### Task
With the pictures left out, copy the listing below exactly.

-- begin Material for the task --

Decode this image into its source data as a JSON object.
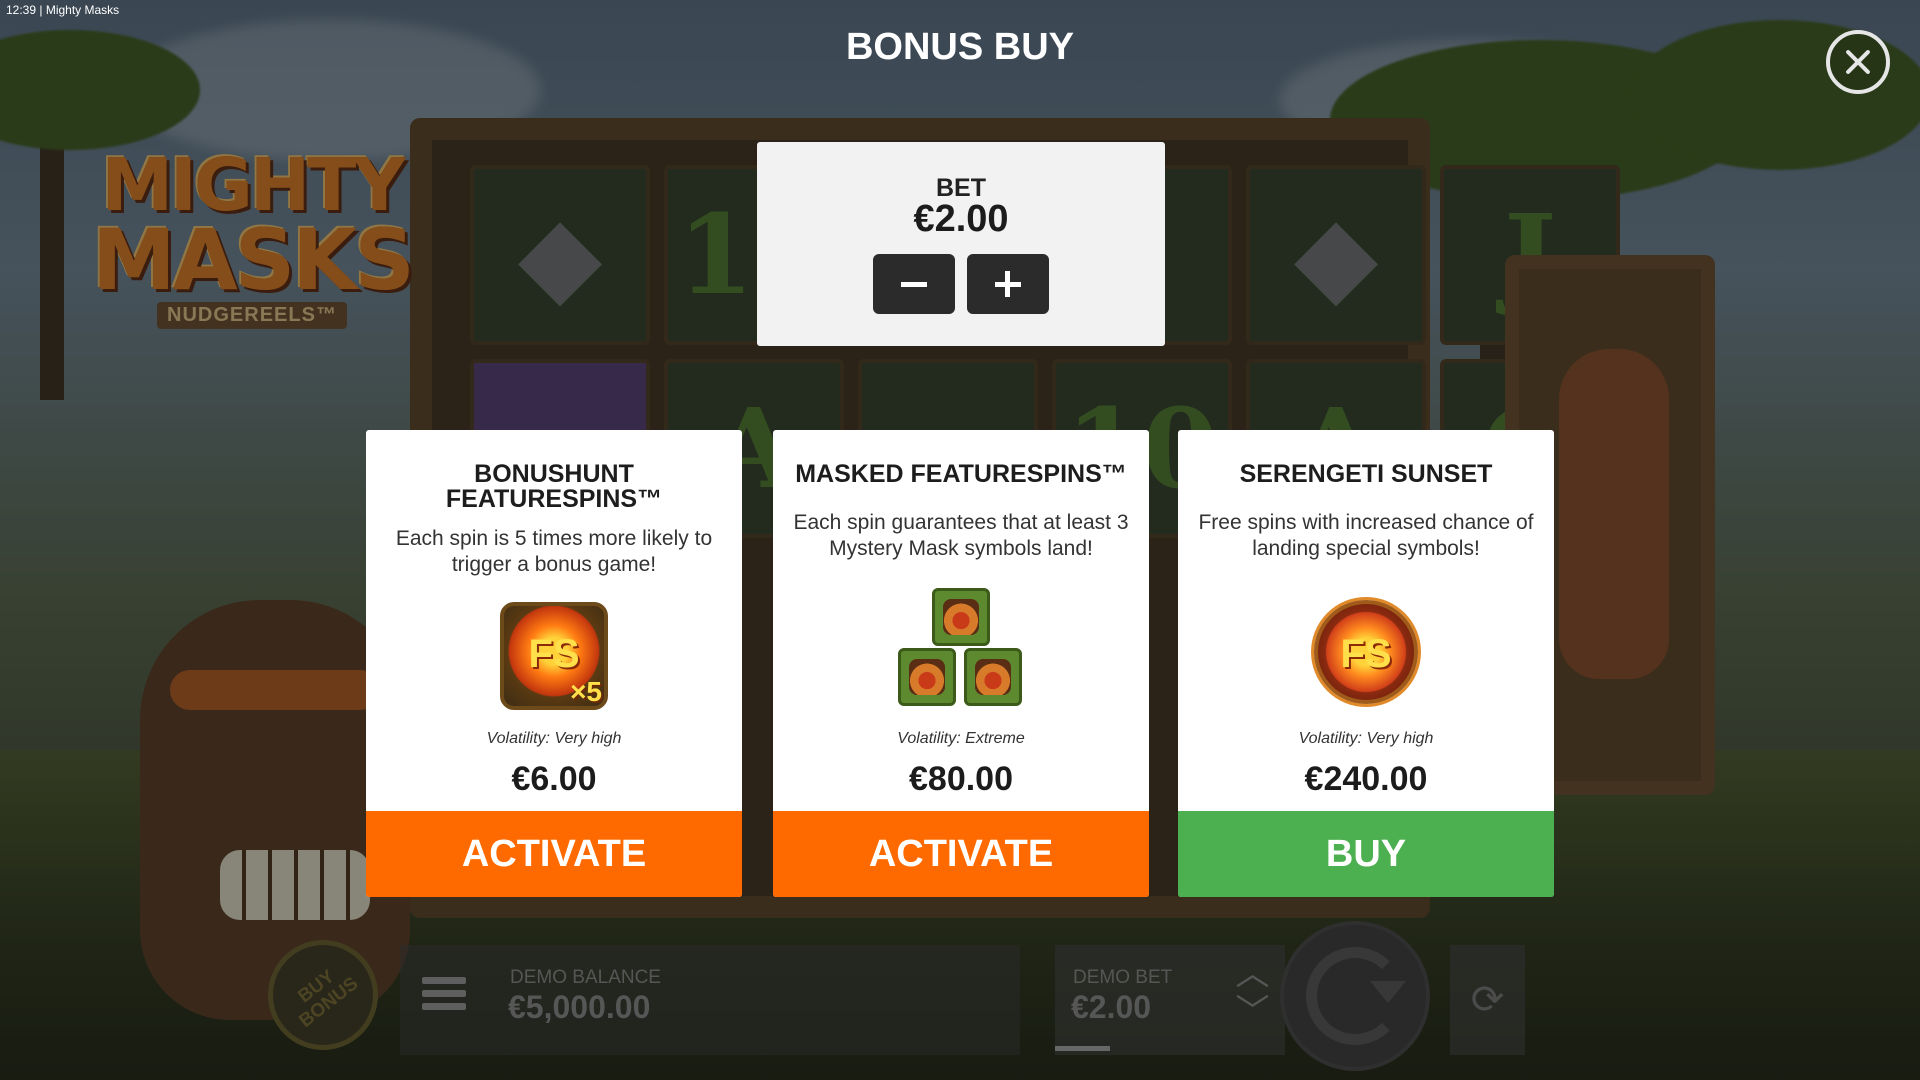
{
  "status_bar": {
    "time": "12:39",
    "app": "Mighty Masks"
  },
  "header": {
    "title": "BONUS BUY"
  },
  "game_logo": {
    "line1": "MIGHTY",
    "line2": "MASKS",
    "line3": "NUDGEREELS™"
  },
  "bet": {
    "label": "BET",
    "value": "€2.00",
    "decrease_icon": "minus-icon",
    "increase_icon": "plus-icon"
  },
  "cards": [
    {
      "title": "BONUSHUNT FEATURESPINS™",
      "description": "Each spin is 5 times more likely to trigger a bonus game!",
      "icon": "fs-x5-icon",
      "icon_text": "FS",
      "icon_multiplier": "×5",
      "volatility": "Volatility: Very high",
      "price": "€6.00",
      "button": "ACTIVATE",
      "button_color": "#ff6a00"
    },
    {
      "title": "MASKED FEATURESPINS™",
      "description": "Each spin guarantees that at least 3 Mystery Mask symbols land!",
      "icon": "mystery-mask-icon",
      "volatility": "Volatility: Extreme",
      "price": "€80.00",
      "button": "ACTIVATE",
      "button_color": "#ff6a00"
    },
    {
      "title": "SERENGETI SUNSET",
      "description": "Free spins with increased chance of landing special symbols!",
      "icon": "fs-sunset-icon",
      "icon_text": "FS",
      "volatility": "Volatility: Very high",
      "price": "€240.00",
      "button": "BUY",
      "button_color": "#4caf50"
    }
  ],
  "hud": {
    "balance_label": "DEMO BALANCE",
    "balance_value": "€5,000.00",
    "bet_label": "DEMO BET",
    "bet_value": "€2.00",
    "buy_bonus_label": "BUY BONUS"
  },
  "reel_symbols": [
    "10",
    "J",
    "A",
    "10",
    "A",
    "Q"
  ],
  "colors": {
    "activate": "#ff6a00",
    "buy": "#4caf50",
    "overlay_text": "#ffffff"
  }
}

-- end Material for the task --

### Response for this exercise
Decode this image into its source data as a JSON object.
{
  "status_bar": {
    "time": "12:39",
    "app": "Mighty Masks"
  },
  "header": {
    "title": "BONUS BUY"
  },
  "game_logo": {
    "line1": "MIGHTY",
    "line2": "MASKS",
    "line3": "NUDGEREELS™"
  },
  "bet": {
    "label": "BET",
    "value": "€2.00",
    "decrease_icon": "minus-icon",
    "increase_icon": "plus-icon"
  },
  "cards": [
    {
      "title": "BONUSHUNT FEATURESPINS™",
      "description": "Each spin is 5 times more likely to trigger a bonus game!",
      "icon": "fs-x5-icon",
      "icon_text": "FS",
      "icon_multiplier": "×5",
      "volatility": "Volatility: Very high",
      "price": "€6.00",
      "button": "ACTIVATE",
      "button_color": "#ff6a00"
    },
    {
      "title": "MASKED FEATURESPINS™",
      "description": "Each spin guarantees that at least 3 Mystery Mask symbols land!",
      "icon": "mystery-mask-icon",
      "volatility": "Volatility: Extreme",
      "price": "€80.00",
      "button": "ACTIVATE",
      "button_color": "#ff6a00"
    },
    {
      "title": "SERENGETI SUNSET",
      "description": "Free spins with increased chance of landing special symbols!",
      "icon": "fs-sunset-icon",
      "icon_text": "FS",
      "volatility": "Volatility: Very high",
      "price": "€240.00",
      "button": "BUY",
      "button_color": "#4caf50"
    }
  ],
  "hud": {
    "balance_label": "DEMO BALANCE",
    "balance_value": "€5,000.00",
    "bet_label": "DEMO BET",
    "bet_value": "€2.00",
    "buy_bonus_label": "BUY BONUS"
  },
  "reel_symbols": [
    "10",
    "J",
    "A",
    "10",
    "A",
    "Q"
  ],
  "colors": {
    "activate": "#ff6a00",
    "buy": "#4caf50",
    "overlay_text": "#ffffff"
  }
}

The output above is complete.